**Given request:**
Lines holding the string "ABCD" are the ones to copy; find them all in the data.

(Records from a dataset)
begin

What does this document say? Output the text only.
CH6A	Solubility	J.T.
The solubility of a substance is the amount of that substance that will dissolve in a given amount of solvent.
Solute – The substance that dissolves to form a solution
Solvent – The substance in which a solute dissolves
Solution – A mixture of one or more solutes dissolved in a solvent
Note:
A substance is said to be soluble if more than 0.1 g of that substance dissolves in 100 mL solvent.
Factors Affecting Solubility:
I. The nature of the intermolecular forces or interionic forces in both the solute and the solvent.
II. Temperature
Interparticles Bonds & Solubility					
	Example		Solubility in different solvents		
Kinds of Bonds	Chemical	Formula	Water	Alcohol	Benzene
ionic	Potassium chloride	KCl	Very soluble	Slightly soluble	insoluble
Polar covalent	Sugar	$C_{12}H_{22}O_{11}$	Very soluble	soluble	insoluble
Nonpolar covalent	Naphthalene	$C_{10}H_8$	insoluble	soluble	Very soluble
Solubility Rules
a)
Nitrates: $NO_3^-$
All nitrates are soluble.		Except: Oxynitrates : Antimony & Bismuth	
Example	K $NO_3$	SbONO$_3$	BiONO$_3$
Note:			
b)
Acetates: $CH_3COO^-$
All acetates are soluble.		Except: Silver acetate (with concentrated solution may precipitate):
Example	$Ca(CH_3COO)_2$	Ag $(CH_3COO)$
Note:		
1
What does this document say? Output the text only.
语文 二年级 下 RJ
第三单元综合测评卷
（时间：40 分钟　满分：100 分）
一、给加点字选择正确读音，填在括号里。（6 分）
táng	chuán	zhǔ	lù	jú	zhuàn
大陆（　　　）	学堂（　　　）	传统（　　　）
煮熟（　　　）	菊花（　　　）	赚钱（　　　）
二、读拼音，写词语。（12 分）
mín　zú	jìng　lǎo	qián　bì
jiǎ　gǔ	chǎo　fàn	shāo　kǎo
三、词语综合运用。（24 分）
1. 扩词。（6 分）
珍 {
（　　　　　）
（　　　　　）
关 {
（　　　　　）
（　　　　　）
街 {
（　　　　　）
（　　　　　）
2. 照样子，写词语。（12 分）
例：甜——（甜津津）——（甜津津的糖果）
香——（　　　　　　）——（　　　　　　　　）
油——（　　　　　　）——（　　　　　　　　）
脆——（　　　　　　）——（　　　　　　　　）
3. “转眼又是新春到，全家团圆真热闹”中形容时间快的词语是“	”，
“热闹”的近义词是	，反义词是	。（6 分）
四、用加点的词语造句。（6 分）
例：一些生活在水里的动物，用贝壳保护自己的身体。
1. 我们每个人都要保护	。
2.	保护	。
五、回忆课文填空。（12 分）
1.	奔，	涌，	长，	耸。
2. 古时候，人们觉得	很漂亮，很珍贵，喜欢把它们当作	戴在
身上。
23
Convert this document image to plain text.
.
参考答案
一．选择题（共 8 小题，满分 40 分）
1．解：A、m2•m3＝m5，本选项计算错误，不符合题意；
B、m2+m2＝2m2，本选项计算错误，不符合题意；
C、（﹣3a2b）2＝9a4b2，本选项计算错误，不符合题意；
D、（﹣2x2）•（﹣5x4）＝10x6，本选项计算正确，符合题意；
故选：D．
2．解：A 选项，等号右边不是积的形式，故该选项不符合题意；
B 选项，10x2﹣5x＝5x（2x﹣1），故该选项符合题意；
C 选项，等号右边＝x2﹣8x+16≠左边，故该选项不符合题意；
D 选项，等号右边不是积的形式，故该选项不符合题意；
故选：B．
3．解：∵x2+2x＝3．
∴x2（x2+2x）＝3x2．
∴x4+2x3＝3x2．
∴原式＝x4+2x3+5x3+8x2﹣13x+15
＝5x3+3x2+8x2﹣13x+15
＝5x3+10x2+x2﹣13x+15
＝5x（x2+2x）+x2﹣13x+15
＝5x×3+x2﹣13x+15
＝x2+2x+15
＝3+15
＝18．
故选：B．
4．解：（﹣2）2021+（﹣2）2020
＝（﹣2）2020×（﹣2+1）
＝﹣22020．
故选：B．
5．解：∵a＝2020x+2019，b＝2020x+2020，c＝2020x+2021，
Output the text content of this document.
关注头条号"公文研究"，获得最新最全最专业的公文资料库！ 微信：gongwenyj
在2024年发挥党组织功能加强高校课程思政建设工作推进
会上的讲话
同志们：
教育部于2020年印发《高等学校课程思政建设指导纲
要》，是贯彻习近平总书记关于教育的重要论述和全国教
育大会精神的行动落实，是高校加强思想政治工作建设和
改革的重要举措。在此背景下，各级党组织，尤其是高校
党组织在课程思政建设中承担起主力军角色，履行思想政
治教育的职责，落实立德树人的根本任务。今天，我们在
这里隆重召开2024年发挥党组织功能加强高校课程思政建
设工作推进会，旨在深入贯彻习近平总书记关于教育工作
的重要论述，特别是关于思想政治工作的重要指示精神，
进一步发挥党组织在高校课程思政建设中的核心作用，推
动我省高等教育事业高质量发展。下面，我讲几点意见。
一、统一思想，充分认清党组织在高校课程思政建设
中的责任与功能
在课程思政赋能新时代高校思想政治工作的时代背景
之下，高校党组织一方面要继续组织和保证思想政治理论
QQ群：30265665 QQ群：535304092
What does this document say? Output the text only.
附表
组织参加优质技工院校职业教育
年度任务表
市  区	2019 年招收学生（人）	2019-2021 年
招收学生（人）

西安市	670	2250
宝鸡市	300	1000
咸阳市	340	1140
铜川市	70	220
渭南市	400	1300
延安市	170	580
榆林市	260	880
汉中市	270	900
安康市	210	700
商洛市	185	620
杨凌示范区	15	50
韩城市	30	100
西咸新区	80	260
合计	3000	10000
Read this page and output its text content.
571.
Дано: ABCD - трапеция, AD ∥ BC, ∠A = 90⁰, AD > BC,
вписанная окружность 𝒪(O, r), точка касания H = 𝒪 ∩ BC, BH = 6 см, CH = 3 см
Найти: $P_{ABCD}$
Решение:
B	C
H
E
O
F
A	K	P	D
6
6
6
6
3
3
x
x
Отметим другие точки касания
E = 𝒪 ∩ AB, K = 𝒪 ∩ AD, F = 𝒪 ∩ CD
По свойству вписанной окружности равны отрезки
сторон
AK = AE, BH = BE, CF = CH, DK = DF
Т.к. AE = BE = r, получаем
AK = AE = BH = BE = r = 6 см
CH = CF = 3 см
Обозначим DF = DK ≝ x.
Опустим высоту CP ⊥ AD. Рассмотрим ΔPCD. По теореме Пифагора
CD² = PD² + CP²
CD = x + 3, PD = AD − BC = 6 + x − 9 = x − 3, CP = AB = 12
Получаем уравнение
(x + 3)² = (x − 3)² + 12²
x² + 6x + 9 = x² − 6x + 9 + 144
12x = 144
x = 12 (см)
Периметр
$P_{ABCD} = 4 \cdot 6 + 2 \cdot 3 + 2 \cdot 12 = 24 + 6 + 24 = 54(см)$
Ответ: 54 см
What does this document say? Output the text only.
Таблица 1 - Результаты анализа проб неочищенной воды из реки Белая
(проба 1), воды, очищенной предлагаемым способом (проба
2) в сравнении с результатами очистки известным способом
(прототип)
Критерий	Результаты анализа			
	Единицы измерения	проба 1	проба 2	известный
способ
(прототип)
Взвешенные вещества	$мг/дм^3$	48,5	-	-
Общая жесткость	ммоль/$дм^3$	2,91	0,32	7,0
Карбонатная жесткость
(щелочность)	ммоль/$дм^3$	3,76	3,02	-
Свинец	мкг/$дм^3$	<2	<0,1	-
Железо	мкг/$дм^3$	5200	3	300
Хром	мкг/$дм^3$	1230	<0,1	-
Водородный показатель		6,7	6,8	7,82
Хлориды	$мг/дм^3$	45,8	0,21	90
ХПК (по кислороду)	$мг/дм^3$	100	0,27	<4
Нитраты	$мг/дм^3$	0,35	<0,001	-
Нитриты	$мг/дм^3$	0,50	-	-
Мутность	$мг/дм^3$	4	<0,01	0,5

end

**Solution to this exercise:**
Дано: ABCD - трапеция, AD ∥ BC, ∠A = 90⁰, AD > BC,
Найти: $P_{ABCD}$
$P_{ABCD} = 4 \cdot 6 + 2 \cdot 3 + 2 \cdot 12 = 24 + 6 + 24 = 54(см)$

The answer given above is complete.